== GOAL OF THE EXERCISE ==
Show each line that has the string "color" in it.

== AVAILABLE RECORDS ==
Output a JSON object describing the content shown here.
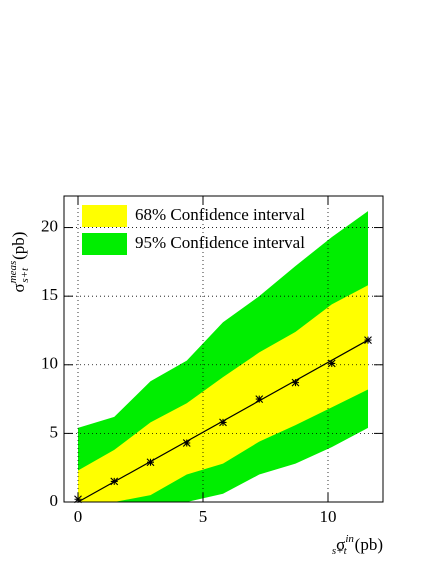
{
  "chart_data": {
    "type": "band",
    "x_label": {
      "symbol": "σ",
      "sup": "in",
      "sub": "s+t",
      "unit": "(pb)"
    },
    "y_label": {
      "symbol": "σ",
      "sup": "meas",
      "sub": "s+t",
      "unit": "(pb)"
    },
    "x": [
      0,
      1.45,
      2.9,
      4.35,
      5.8,
      7.25,
      8.7,
      10.15,
      11.6
    ],
    "bands": [
      {
        "name": "95% Confidence interval",
        "color": "#00ee00",
        "upper": [
          5.4,
          6.2,
          8.8,
          10.3,
          13.1,
          15.0,
          17.2,
          19.3,
          21.2
        ],
        "lower": [
          0,
          0,
          0,
          0,
          0.6,
          2.0,
          2.8,
          4.0,
          5.4
        ]
      },
      {
        "name": "68% Confidence interval",
        "color": "#ffff00",
        "upper": [
          2.3,
          3.8,
          5.8,
          7.2,
          9.1,
          10.9,
          12.4,
          14.4,
          15.8
        ],
        "lower": [
          0,
          0,
          0.5,
          2.0,
          2.8,
          4.4,
          5.6,
          6.9,
          8.2
        ]
      }
    ],
    "points": {
      "color": "#000000",
      "values": [
        0.2,
        1.5,
        2.9,
        4.3,
        5.8,
        7.5,
        8.7,
        10.1,
        11.8
      ]
    },
    "fit": {
      "color": "#000000",
      "x": [
        0,
        11.6
      ],
      "values": [
        0,
        11.8
      ]
    },
    "xlim": [
      -0.56,
      12.2
    ],
    "ylim": [
      0,
      22.3
    ],
    "xticks": [
      0,
      5,
      10
    ],
    "yticks": [
      0,
      5,
      10,
      15,
      20
    ],
    "grid": true
  }
}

== EXERCISE SOLUTION ==
        "color": "#00ee00",
        "color": "#ffff00",
      "color": "#000000",
      "color": "#000000",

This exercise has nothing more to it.